— Problem details —
Copy out each line exactly; pictures stay out of the copy.

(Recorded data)

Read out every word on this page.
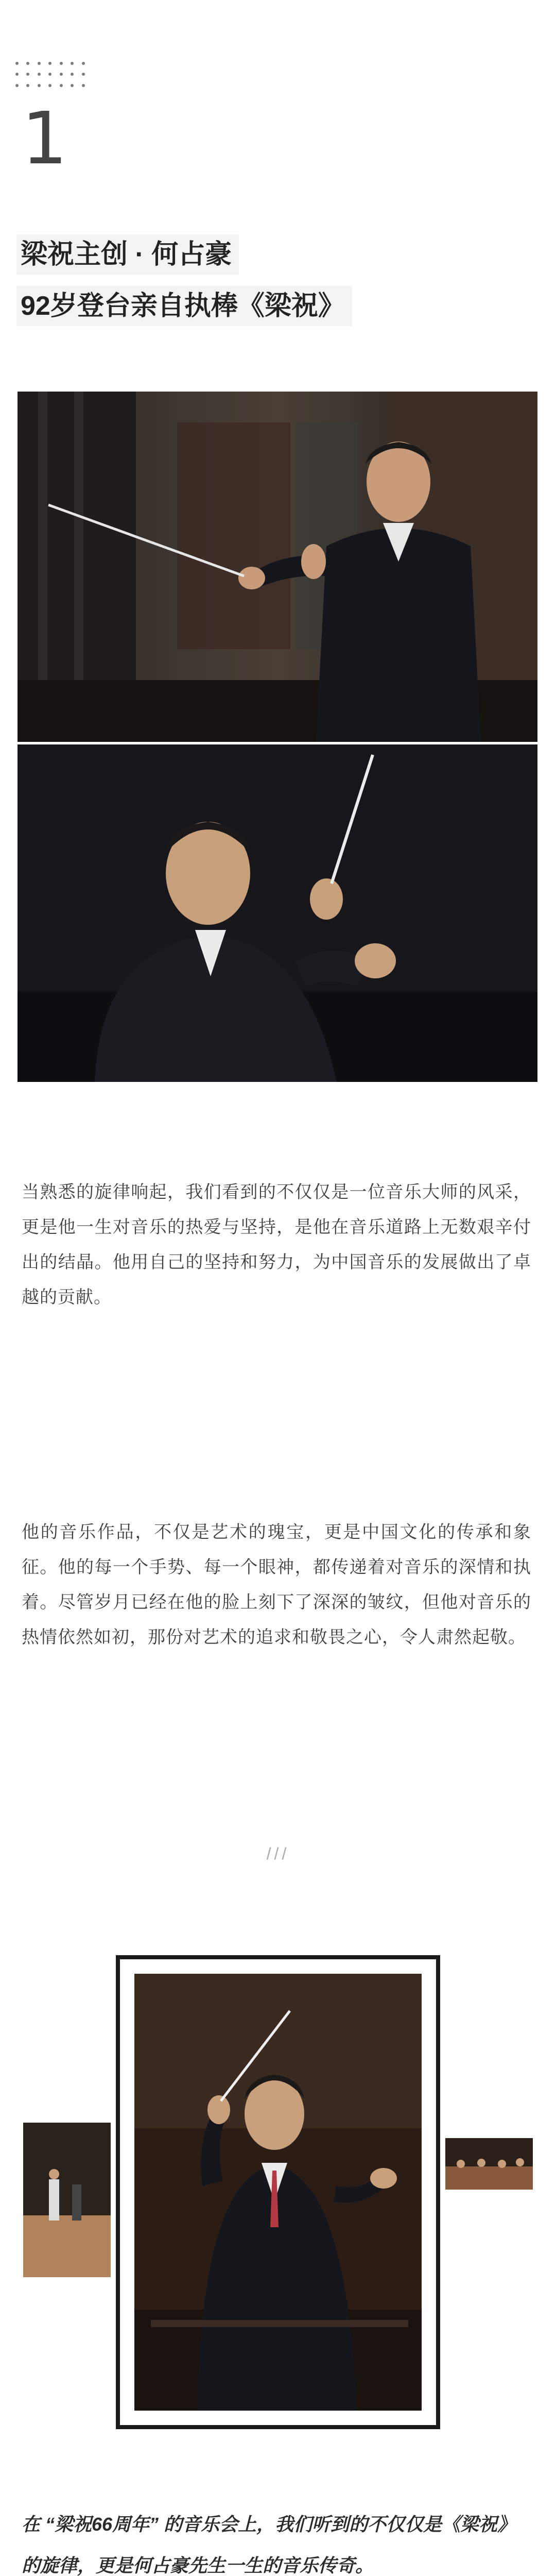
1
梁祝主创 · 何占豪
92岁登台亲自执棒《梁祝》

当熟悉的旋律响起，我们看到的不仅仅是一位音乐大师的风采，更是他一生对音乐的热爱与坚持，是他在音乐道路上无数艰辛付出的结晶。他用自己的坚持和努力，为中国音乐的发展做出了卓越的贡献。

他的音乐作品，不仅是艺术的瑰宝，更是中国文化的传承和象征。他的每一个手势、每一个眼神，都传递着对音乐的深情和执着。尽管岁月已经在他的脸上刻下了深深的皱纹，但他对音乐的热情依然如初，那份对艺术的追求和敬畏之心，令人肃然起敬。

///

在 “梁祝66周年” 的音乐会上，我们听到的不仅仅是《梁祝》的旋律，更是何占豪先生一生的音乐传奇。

— Solution below —
Read out every word on this page.
1
梁祝主创 · 何占豪
92岁登台亲自执棒《梁祝》

当熟悉的旋律响起，我们看到的不仅仅是一位音乐大师的风采，更是他一生对音乐的热爱与坚持，是他在音乐道路上无数艰辛付出的结晶。他用自己的坚持和努力，为中国音乐的发展做出了卓越的贡献。

他的音乐作品，不仅是艺术的瑰宝，更是中国文化的传承和象征。他的每一个手势、每一个眼神，都传递着对音乐的深情和执着。尽管岁月已经在他的脸上刻下了深深的皱纹，但他对音乐的热情依然如初，那份对艺术的追求和敬畏之心，令人肃然起敬。

///

在 “梁祝66周年” 的音乐会上，我们听到的不仅仅是《梁祝》的旋律，更是何占豪先生一生的音乐传奇。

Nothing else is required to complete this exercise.